Zur Aufgabe
Geben Sie aus dem Textauszug über die Pankower Kulturdebatte den Abschnitt von „Matthias Köhne, Bezirksbürgermeister“ bis einschließlich „DT Folge geleistet.“ wörtlich wieder.

Das Erwachsenwerden demonstriert Alexander Schröder, indem er lange Hosen über seine kurzen Jungenhosen zieht. Er scheint sich aber auch zu häuten, tatsächlich Gestalt und Aussehen zu verändern. Zugleich distanziert Schröder sich von seiner Rolle, wenn er vom Monolog in den beschreibenden Text wechselt oder auch treffsicher andere handelnde Personen charakterisiert.
Das Theater unterm Dach hat sich die Förderung junger RegisseurInnen zum Ziel gesetzt und mit seiner Arbeit über Berlin hinaus, auch international, Anerkennung erworben. Auch das Gastspiel im DT wurde mit großem Applaus honoriert. Inhaltliche Gründe dafür, diesem Unternehmen die Förderung zu entziehen, dürften sich nur schwer finden lassen.
Um Inhalte ging es aber auch weniger bei der Podiumsdiskussion, die im Anschluss an die Vorstellung im Saal des DT stattfand. Initiiert war die Diskussion zum Thema ?Kulturabbau in Pankow? vom Deutschen Theater und dem Rat für die Künste Berlin. Auf dem Podium waren: Professor Jens Becker, Vertreter des Aktionsbündnisses Berliner Künstler, Dr. Frank Keding, Vertreter der Künstler, Stéphane Bauer, Rat für die Künste, Leonie Baumann, Sprecherin des Rates für die Künste, Ulrich Khuon, Intendant des Deutschen Theaters und, als einziger Vertreter der Politik, der Pankower Bezirksstadtrat Dr. Torsten Kühne, Leiter der Abteilung Verbraucherschutz, Kultur, Umwelt und Bürgerservice.
Matthias Köhne, Bezirksbürgermeister von Pankow, hatte seine Teilnahme an der Diskussionsrunde kurzfristig abgesagt. Staatssekretär für Kultur, André Schmitz, hatte zwar nach Bekanntgabe der Pankower Sparpläne den Bezirk aufgefordert, von den geplanten Schließungen kultureller Einrichtungen abzusehen, aber weder er noch ein anderer Vertreter des Senats hatte der Einladung zur Diskussion im DT Folge geleistet.

Quelldaten
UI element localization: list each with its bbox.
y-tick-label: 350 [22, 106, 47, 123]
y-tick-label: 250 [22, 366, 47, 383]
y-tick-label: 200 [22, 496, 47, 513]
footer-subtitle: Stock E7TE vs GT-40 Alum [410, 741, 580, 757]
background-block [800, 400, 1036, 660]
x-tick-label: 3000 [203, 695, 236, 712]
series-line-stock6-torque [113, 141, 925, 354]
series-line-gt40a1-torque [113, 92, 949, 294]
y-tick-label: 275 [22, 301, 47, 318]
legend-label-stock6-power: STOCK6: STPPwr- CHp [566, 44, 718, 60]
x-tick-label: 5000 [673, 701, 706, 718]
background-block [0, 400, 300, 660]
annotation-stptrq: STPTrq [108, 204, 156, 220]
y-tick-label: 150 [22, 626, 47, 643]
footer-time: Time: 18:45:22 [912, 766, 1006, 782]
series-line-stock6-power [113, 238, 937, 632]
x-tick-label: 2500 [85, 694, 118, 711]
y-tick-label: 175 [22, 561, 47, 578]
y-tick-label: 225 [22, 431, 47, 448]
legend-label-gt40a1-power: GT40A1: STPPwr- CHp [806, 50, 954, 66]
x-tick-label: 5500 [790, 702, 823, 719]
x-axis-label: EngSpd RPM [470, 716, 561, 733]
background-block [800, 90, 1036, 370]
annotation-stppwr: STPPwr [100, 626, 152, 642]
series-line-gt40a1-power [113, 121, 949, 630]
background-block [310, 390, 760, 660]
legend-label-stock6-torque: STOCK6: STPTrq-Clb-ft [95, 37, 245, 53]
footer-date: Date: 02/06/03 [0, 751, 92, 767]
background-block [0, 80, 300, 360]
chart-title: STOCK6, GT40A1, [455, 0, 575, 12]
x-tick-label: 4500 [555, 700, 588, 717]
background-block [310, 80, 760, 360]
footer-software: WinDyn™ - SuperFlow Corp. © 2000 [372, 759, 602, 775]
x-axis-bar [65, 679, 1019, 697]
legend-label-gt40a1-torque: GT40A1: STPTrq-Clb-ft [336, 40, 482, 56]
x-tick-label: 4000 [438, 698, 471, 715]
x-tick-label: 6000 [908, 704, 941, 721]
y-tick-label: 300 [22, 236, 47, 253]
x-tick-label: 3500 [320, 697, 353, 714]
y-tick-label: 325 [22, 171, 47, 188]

Ihre Antwort
Matthias Köhne, Bezirksbürgermeister von Pankow, hatte seine Teilnahme an der Diskussionsrunde kurzfristig abgesagt. Staatssekretär für Kultur, André Schmitz, hatte zwar nach Bekanntgabe der Pankower Sparpläne den Bezirk aufgefordert, von den geplanten Schließungen kultureller Einrichtungen abzusehen, aber weder er noch ein anderer Vertreter des Senats hatte der Einladung zur Diskussion im DT Folge geleistet.